- [Data section]:
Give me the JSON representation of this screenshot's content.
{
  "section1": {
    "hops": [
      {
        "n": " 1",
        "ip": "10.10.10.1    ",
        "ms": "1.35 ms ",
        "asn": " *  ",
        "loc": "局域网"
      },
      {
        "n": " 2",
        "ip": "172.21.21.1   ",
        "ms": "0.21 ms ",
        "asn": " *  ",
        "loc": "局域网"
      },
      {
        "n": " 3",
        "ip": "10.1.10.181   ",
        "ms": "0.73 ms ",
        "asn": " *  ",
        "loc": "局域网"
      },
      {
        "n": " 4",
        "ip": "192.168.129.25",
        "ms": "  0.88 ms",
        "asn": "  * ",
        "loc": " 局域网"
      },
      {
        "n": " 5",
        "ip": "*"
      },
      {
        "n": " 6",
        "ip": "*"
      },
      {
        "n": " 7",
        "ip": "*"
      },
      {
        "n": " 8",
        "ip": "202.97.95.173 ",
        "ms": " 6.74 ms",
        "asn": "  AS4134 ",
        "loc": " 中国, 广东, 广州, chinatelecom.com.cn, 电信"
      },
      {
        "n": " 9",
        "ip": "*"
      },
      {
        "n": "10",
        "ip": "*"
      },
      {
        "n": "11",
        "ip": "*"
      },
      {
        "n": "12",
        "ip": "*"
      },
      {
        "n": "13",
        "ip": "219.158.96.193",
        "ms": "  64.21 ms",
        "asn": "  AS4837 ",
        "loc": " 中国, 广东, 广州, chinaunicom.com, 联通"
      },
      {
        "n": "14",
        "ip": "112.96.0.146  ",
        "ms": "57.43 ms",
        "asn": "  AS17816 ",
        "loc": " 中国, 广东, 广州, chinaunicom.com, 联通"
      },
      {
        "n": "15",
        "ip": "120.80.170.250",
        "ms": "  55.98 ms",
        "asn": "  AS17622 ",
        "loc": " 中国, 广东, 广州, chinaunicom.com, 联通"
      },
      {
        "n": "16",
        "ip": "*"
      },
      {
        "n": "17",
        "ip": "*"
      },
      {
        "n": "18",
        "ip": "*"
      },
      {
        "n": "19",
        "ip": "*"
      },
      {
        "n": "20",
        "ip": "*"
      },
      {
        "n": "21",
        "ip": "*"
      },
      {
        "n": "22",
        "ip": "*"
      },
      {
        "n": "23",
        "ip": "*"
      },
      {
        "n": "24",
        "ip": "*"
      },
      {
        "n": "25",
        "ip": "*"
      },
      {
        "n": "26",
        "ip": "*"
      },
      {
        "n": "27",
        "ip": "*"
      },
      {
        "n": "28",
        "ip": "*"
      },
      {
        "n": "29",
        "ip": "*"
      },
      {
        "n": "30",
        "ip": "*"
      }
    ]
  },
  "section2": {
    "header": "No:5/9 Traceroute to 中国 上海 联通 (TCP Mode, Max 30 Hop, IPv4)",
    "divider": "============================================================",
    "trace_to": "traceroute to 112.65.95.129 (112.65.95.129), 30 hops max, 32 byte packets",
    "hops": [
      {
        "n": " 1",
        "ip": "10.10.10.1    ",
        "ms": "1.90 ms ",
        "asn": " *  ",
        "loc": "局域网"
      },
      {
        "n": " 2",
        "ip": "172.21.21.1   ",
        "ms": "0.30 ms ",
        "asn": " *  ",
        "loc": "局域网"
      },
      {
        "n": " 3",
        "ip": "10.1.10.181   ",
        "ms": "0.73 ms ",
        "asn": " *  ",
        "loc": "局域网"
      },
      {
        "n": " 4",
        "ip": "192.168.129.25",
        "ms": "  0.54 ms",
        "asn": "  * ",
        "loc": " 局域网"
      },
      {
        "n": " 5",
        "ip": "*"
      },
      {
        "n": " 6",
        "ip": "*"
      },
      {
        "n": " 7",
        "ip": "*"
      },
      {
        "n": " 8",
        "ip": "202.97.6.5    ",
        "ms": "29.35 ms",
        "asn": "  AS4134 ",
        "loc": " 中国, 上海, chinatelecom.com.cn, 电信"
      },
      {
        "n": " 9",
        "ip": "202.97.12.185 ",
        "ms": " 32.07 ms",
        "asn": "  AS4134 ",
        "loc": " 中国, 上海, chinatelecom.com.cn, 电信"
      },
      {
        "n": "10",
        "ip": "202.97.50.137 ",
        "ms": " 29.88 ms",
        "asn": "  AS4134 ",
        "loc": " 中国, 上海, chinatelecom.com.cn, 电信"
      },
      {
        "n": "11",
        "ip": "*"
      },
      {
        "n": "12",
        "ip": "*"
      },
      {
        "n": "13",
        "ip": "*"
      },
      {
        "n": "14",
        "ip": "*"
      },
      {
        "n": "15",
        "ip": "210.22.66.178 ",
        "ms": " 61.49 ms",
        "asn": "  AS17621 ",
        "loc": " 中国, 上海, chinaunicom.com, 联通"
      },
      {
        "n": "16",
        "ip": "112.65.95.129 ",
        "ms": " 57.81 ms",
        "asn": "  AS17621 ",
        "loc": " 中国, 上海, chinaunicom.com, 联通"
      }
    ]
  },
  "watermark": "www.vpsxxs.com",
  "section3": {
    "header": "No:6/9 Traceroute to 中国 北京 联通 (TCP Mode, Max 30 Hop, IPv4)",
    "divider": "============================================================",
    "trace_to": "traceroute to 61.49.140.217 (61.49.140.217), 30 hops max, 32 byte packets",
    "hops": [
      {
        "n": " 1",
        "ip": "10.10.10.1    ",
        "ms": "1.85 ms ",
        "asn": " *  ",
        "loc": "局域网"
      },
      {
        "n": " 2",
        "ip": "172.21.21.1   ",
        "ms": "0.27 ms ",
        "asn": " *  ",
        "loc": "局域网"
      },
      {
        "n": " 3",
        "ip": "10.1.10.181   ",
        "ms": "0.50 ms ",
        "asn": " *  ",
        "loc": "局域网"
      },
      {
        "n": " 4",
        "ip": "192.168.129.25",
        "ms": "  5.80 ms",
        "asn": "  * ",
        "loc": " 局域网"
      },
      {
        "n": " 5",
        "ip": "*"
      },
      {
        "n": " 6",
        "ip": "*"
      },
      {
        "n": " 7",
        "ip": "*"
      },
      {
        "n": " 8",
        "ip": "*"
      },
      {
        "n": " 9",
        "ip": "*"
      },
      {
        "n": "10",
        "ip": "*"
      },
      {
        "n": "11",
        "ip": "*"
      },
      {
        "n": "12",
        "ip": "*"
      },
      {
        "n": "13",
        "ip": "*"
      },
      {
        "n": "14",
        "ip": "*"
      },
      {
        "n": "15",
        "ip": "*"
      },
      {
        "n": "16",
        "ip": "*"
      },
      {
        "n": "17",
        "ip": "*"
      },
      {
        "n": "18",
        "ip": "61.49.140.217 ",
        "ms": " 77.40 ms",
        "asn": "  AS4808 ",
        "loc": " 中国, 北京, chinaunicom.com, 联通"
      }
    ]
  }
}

- [Problem to solve]: Check all the records above and select each line where the string "packets" is found.

- [The output]:
    "trace_to": "traceroute to 112.65.95.129 (112.65.95.129), 30 hops max, 32 byte packets",
    "trace_to": "traceroute to 61.49.140.217 (61.49.140.217), 30 hops max, 32 byte packets",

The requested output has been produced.